◆ Problem statement
Write out all of the data exactly as it appears.
----- Data supplied
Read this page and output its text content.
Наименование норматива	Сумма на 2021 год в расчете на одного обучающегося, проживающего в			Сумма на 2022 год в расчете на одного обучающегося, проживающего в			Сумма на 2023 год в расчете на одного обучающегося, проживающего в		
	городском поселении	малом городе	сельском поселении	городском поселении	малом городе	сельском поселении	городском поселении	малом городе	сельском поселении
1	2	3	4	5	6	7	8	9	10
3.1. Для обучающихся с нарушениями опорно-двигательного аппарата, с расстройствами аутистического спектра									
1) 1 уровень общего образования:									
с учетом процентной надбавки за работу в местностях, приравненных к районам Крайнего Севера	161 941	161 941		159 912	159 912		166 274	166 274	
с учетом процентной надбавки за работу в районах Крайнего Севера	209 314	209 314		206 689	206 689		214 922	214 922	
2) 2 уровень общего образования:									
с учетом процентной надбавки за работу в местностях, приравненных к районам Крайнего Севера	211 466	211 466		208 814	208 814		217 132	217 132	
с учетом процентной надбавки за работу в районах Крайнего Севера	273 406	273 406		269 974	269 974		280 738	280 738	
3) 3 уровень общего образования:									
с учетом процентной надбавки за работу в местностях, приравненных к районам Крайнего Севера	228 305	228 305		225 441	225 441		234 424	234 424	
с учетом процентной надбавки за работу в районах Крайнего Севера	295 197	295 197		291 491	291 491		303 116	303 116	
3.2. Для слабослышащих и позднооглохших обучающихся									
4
----------
◆ Correct result
Read this page and output its text content.
Наименование норматива	Сумма на 2021 год в расчете на одного обучающегося, проживающего в			Сумма на 2022 год в расчете на одного обучающегося, проживающего в			Сумма на 2023 год в расчете на одного обучающегося, проживающего в		
	городском поселении	малом городе	сельском поселении	городском поселении	малом городе	сельском поселении	городском поселении	малом городе	сельском поселении
1	2	3	4	5	6	7	8	9	10
3.1. Для обучающихся с нарушениями опорно-двигательного аппарата, с расстройствами аутистического спектра									
1) 1 уровень общего образования:									
с учетом процентной надбавки за работу в местностях, приравненных к районам Крайнего Севера	161 941	161 941		159 912	159 912		166 274	166 274	
с учетом процентной надбавки за работу в районах Крайнего Севера	209 314	209 314		206 689	206 689		214 922	214 922	
2) 2 уровень общего образования:									
с учетом процентной надбавки за работу в местностях, приравненных к районам Крайнего Севера	211 466	211 466		208 814	208 814		217 132	217 132	
с учетом процентной надбавки за работу в районах Крайнего Севера	273 406	273 406		269 974	269 974		280 738	280 738	
3) 3 уровень общего образования:									
с учетом процентной надбавки за работу в местностях, приравненных к районам Крайнего Севера	228 305	228 305		225 441	225 441		234 424	234 424	
с учетом процентной надбавки за работу в районах Крайнего Севера	295 197	295 197		291 491	291 491		303 116	303 116	
3.2. Для слабослышащих и позднооглохших обучающихся									
4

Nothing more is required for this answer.